**Your goal**. Print out each entry without alteration, and keep the pictures out.

**Given data**.
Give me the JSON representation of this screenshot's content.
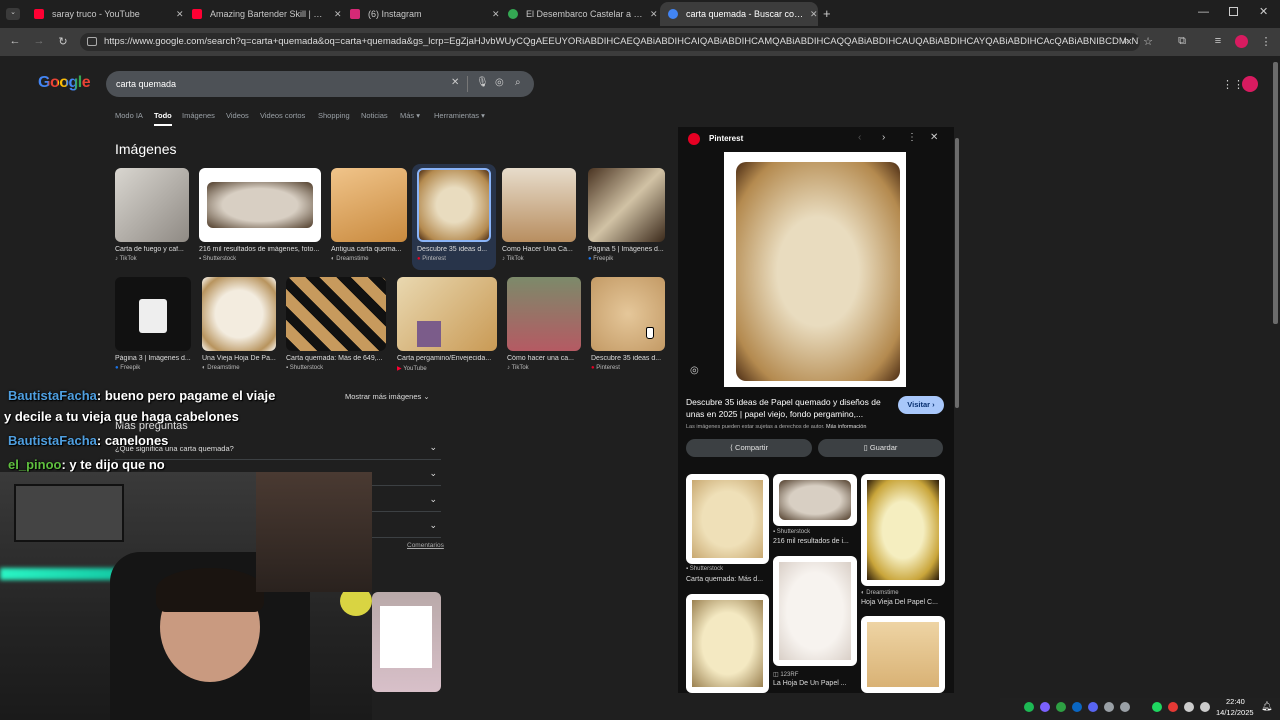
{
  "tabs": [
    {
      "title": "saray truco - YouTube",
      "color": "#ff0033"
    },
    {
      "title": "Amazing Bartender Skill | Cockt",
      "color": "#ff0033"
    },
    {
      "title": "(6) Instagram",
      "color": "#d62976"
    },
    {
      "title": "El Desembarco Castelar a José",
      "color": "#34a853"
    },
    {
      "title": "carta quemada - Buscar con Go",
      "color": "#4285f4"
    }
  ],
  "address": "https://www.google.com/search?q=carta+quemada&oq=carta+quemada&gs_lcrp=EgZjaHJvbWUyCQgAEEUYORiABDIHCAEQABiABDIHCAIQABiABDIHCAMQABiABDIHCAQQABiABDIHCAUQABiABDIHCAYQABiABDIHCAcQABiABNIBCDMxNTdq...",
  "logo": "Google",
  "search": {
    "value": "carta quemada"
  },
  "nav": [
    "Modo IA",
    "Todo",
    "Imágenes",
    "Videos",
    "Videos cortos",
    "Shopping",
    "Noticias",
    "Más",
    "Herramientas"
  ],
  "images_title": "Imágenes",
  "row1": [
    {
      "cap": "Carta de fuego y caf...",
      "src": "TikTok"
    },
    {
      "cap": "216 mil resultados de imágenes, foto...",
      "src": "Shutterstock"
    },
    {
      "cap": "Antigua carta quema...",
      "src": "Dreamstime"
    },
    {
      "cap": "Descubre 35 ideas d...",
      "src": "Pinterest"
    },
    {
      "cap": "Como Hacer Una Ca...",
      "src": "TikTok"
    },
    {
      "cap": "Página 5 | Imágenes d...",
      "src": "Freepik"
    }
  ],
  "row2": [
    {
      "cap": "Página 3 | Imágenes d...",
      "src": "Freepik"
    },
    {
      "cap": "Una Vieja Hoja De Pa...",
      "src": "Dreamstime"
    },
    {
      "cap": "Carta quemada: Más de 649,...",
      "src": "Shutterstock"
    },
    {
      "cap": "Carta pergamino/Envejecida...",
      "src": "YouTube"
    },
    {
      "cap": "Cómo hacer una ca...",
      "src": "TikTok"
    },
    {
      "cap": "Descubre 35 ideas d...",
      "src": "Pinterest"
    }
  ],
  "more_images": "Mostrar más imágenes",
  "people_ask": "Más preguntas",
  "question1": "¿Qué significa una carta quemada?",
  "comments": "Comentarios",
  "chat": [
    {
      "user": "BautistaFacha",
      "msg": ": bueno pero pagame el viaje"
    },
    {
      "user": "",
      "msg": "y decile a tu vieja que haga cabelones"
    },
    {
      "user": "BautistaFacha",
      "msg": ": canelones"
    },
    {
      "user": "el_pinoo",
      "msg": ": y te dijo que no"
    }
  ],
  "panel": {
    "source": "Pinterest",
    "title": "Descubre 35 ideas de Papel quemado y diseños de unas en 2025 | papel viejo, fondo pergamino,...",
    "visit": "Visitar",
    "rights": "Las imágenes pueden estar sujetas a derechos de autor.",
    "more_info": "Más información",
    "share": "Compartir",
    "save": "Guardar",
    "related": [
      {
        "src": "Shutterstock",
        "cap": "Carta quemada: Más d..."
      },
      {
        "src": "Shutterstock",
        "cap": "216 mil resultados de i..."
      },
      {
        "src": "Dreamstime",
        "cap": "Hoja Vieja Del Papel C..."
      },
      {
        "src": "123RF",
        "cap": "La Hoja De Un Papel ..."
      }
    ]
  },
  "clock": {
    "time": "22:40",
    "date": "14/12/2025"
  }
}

**Solution for this exercise**.
Give me the JSON representation of this screenshot's content.
{
  "tabs": [
    {
      "title": "saray truco - YouTube",
      "color": "#ff0033"
    },
    {
      "title": "Amazing Bartender Skill | Cockt",
      "color": "#ff0033"
    },
    {
      "title": "(6) Instagram",
      "color": "#d62976"
    },
    {
      "title": "El Desembarco Castelar a José",
      "color": "#34a853"
    },
    {
      "title": "carta quemada - Buscar con Go",
      "color": "#4285f4"
    }
  ],
  "address": "https://www.google.com/search?q=carta+quemada&oq=carta+quemada&gs_lcrp=EgZjaHJvbWUyCQgAEEUYORiABDIHCAEQABiABDIHCAIQABiABDIHCAMQABiABDIHCAQQABiABDIHCAUQABiABDIHCAYQABiABDIHCAcQABiABNIBCDMxNTdq...",
  "logo": "Google",
  "search": {
    "value": "carta quemada"
  },
  "nav": [
    "Modo IA",
    "Todo",
    "Imágenes",
    "Videos",
    "Videos cortos",
    "Shopping",
    "Noticias",
    "Más",
    "Herramientas"
  ],
  "images_title": "Imágenes",
  "row1": [
    {
      "cap": "Carta de fuego y caf...",
      "src": "TikTok"
    },
    {
      "cap": "216 mil resultados de imágenes, foto...",
      "src": "Shutterstock"
    },
    {
      "cap": "Antigua carta quema...",
      "src": "Dreamstime"
    },
    {
      "cap": "Descubre 35 ideas d...",
      "src": "Pinterest"
    },
    {
      "cap": "Como Hacer Una Ca...",
      "src": "TikTok"
    },
    {
      "cap": "Página 5 | Imágenes d...",
      "src": "Freepik"
    }
  ],
  "row2": [
    {
      "cap": "Página 3 | Imágenes d...",
      "src": "Freepik"
    },
    {
      "cap": "Una Vieja Hoja De Pa...",
      "src": "Dreamstime"
    },
    {
      "cap": "Carta quemada: Más de 649,...",
      "src": "Shutterstock"
    },
    {
      "cap": "Carta pergamino/Envejecida...",
      "src": "YouTube"
    },
    {
      "cap": "Cómo hacer una ca...",
      "src": "TikTok"
    },
    {
      "cap": "Descubre 35 ideas d...",
      "src": "Pinterest"
    }
  ],
  "more_images": "Mostrar más imágenes",
  "people_ask": "Más preguntas",
  "question1": "¿Qué significa una carta quemada?",
  "comments": "Comentarios",
  "chat": [
    {
      "user": "BautistaFacha",
      "msg": ": bueno pero pagame el viaje"
    },
    {
      "user": "",
      "msg": "y decile a tu vieja que haga cabelones"
    },
    {
      "user": "BautistaFacha",
      "msg": ": canelones"
    },
    {
      "user": "el_pinoo",
      "msg": ": y te dijo que no"
    }
  ],
  "panel": {
    "source": "Pinterest",
    "title": "Descubre 35 ideas de Papel quemado y diseños de unas en 2025 | papel viejo, fondo pergamino,...",
    "visit": "Visitar",
    "rights": "Las imágenes pueden estar sujetas a derechos de autor.",
    "more_info": "Más información",
    "share": "Compartir",
    "save": "Guardar",
    "related": [
      {
        "src": "Shutterstock",
        "cap": "Carta quemada: Más d..."
      },
      {
        "src": "Shutterstock",
        "cap": "216 mil resultados de i..."
      },
      {
        "src": "Dreamstime",
        "cap": "Hoja Vieja Del Papel C..."
      },
      {
        "src": "123RF",
        "cap": "La Hoja De Un Papel ..."
      }
    ]
  },
  "clock": {
    "time": "22:40",
    "date": "14/12/2025"
  }
}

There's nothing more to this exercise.